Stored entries
——————

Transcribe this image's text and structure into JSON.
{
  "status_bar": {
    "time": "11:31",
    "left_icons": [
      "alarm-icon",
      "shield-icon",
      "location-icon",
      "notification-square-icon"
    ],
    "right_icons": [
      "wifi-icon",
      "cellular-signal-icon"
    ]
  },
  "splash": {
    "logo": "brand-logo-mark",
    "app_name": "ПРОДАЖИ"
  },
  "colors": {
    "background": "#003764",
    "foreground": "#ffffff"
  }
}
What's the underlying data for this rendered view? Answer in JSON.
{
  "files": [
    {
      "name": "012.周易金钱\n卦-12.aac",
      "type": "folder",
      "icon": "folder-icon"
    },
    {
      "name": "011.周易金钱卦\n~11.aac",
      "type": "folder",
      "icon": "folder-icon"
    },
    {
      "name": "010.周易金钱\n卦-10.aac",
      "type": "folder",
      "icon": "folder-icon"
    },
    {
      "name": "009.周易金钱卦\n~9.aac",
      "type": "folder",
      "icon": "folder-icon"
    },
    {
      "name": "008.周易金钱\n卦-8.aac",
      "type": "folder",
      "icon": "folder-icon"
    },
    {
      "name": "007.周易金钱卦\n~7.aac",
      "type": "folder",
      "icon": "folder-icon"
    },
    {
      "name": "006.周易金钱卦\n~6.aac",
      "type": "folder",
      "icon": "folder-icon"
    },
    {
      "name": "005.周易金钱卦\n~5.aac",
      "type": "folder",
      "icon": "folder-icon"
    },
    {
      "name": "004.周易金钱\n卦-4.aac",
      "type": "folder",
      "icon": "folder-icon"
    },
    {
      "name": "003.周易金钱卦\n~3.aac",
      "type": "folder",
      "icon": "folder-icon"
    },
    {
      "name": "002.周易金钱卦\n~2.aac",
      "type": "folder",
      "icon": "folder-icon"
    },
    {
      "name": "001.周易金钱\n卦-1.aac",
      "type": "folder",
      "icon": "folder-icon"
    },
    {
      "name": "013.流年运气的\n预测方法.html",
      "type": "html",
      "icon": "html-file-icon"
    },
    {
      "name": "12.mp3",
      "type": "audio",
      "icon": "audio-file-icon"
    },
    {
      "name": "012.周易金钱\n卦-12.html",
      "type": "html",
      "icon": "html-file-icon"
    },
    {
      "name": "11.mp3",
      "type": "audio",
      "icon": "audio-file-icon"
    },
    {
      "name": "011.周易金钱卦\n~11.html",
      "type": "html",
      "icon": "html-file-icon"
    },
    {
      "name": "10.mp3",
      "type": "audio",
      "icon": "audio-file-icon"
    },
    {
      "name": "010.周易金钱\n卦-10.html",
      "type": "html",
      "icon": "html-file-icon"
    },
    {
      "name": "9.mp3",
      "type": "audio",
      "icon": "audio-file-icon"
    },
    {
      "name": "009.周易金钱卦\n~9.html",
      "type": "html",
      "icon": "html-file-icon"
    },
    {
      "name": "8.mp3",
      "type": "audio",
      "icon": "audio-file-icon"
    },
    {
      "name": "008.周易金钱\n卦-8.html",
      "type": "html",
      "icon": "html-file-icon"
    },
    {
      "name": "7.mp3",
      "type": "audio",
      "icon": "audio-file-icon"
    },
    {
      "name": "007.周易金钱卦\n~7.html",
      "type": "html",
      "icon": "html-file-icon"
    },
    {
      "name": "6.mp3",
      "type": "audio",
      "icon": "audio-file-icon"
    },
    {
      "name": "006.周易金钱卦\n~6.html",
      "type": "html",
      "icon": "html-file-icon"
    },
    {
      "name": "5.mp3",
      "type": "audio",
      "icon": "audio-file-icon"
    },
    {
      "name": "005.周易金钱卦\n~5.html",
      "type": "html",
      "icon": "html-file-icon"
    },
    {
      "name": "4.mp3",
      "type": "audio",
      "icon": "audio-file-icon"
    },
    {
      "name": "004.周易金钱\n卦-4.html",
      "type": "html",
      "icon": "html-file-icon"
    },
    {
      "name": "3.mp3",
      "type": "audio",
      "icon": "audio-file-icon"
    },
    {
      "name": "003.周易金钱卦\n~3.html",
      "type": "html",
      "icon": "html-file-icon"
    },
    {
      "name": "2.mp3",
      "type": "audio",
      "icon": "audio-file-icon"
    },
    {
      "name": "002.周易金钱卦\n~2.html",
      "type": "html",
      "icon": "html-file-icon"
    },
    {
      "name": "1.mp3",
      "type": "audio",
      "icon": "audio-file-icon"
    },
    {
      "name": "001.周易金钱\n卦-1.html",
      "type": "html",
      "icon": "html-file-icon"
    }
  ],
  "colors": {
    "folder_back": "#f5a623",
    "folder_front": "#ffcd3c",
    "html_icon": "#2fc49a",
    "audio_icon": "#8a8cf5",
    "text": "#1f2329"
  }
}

——————

## AIM
Gather up the lines that contain the word "JSON".

## RESULT OF THE EXERCISE
Transcribe this image's text and structure into JSON.
What's the underlying data for this rendered view? Answer in JSON.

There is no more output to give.